[BEGIN Data to process]

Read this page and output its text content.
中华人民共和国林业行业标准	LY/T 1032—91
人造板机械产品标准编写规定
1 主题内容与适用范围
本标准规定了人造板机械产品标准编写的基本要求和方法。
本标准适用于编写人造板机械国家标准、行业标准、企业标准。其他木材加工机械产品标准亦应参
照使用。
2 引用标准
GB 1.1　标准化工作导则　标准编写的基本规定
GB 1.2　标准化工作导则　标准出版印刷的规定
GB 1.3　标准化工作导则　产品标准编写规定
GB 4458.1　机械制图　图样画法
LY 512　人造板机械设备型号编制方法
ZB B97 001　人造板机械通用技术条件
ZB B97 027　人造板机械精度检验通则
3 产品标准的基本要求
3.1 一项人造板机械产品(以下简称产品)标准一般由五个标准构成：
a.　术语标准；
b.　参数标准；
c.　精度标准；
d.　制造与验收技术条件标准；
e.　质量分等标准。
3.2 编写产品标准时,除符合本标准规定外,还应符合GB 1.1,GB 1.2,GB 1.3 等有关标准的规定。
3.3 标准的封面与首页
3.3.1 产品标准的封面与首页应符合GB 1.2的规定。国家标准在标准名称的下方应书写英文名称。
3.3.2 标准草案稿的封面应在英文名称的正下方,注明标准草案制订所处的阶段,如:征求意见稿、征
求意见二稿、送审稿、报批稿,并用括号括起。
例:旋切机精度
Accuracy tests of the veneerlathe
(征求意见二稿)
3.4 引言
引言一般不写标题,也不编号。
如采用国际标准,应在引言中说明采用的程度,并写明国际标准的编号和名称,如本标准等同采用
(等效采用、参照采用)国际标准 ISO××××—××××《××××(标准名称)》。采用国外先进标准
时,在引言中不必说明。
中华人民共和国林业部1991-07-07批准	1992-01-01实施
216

[END Data to process]

Find each line holding the word "标准化工作导则" and copy it.

_Reply_
GB 1.1　标准化工作导则　标准编写的基本规定
GB 1.2　标准化工作导则　标准出版印刷的规定
GB 1.3　标准化工作导则　产品标准编写规定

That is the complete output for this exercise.